Work instructions ->
Give every line back verbatim, dropping all images.

Exercise inputs ->

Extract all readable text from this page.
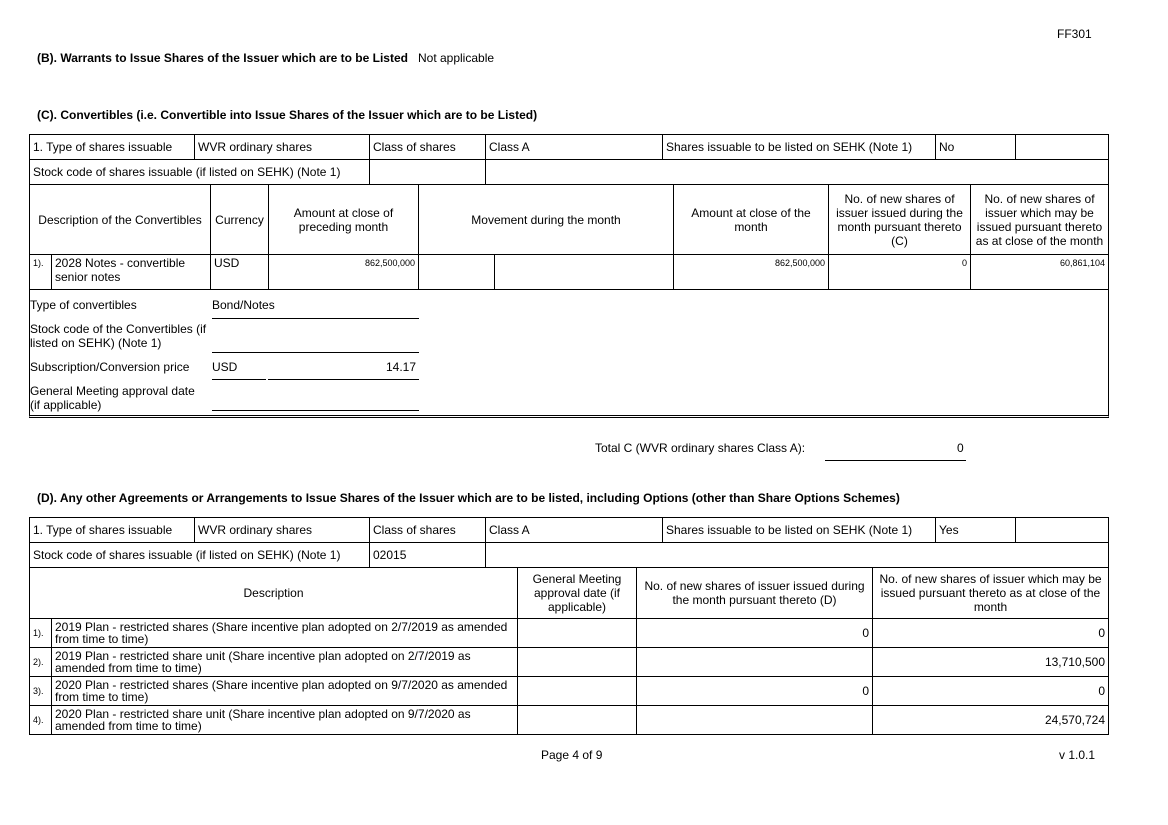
FF301
(B). Warrants to Issue Shares of the Issuer which are to be Listed Not applicable
(C). Convertibles (i.e. Convertible into Issue Shares of the Issuer which are to be Listed)
1. Type of shares issuable	WVR ordinary shares	Class of shares	Class A	Shares issuable to be listed on SEHK (Note 1)	No	
Stock code of shares issuable (if listed on SEHK) (Note 1)						
Description of the Convertibles	Currency	Amount at close of preceding month	Movement during the month	Amount at close of the month	No. of new shares of issuer issued during the month pursuant thereto (C)	No. of new shares of issuer which may be issued pursuant thereto as at close of the month
1).	2028 Notes - convertible senior notes	USD	862,500,000			862,500,000	0	60,861,104
Type of convertibles	Bond/Notes
Stock code of the Convertibles (if listed on SEHK) (Note 1)
Subscription/Conversion price USD	14.17
General Meeting approval date (if applicable)
Total C (WVR ordinary shares Class A):	0
(D). Any other Agreements or Arrangements to Issue Shares of the Issuer which are to be listed, including Options (other than Share Options Schemes)
1. Type of shares issuable	WVR ordinary shares	Class of shares	Class A	Shares issuable to be listed on SEHK (Note 1)	Yes	
Stock code of shares issuable (if listed on SEHK) (Note 1)		02015				
Description		General Meeting approval date (if applicable)	No. of new shares of issuer issued during the month pursuant thereto (D)	No. of new shares of issuer which may be issued pursuant thereto as at close of the month
1).	2019 Plan - restricted shares (Share incentive plan adopted on 2/7/2019 as amended from time to time)		0	0
2).	2019 Plan - restricted share unit (Share incentive plan adopted on 2/7/2019 as amended from time to time)			13,710,500
3).	2020 Plan - restricted shares (Share incentive plan adopted on 9/7/2020 as amended from time to time)		0	0
4).	2020 Plan - restricted share unit (Share incentive plan adopted on 9/7/2020 as amended from time to time)			24,570,724
Page 4 of 9	v 1.0.1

Result for this exercise ->
Extract all readable text from this page.
FF301
(B). Warrants to Issue Shares of the Issuer which are to be Listed Not applicable
(C). Convertibles (i.e. Convertible into Issue Shares of the Issuer which are to be Listed)
1. Type of shares issuable	WVR ordinary shares	Class of shares	Class A	Shares issuable to be listed on SEHK (Note 1)	No	
Stock code of shares issuable (if listed on SEHK) (Note 1)						
Description of the Convertibles	Currency	Amount at close of preceding month	Movement during the month	Amount at close of the month	No. of new shares of issuer issued during the month pursuant thereto (C)	No. of new shares of issuer which may be issued pursuant thereto as at close of the month
1).	2028 Notes - convertible senior notes	USD	862,500,000			862,500,000	0	60,861,104
Type of convertibles	Bond/Notes
Stock code of the Convertibles (if listed on SEHK) (Note 1)
Subscription/Conversion price USD	14.17
General Meeting approval date (if applicable)
Total C (WVR ordinary shares Class A):	0
(D). Any other Agreements or Arrangements to Issue Shares of the Issuer which are to be listed, including Options (other than Share Options Schemes)
1. Type of shares issuable	WVR ordinary shares	Class of shares	Class A	Shares issuable to be listed on SEHK (Note 1)	Yes	
Stock code of shares issuable (if listed on SEHK) (Note 1)		02015				
Description		General Meeting approval date (if applicable)	No. of new shares of issuer issued during the month pursuant thereto (D)	No. of new shares of issuer which may be issued pursuant thereto as at close of the month
1).	2019 Plan - restricted shares (Share incentive plan adopted on 2/7/2019 as amended from time to time)		0	0
2).	2019 Plan - restricted share unit (Share incentive plan adopted on 2/7/2019 as amended from time to time)			13,710,500
3).	2020 Plan - restricted shares (Share incentive plan adopted on 9/7/2020 as amended from time to time)		0	0
4).	2020 Plan - restricted share unit (Share incentive plan adopted on 9/7/2020 as amended from time to time)			24,570,724
Page 4 of 9	v 1.0.1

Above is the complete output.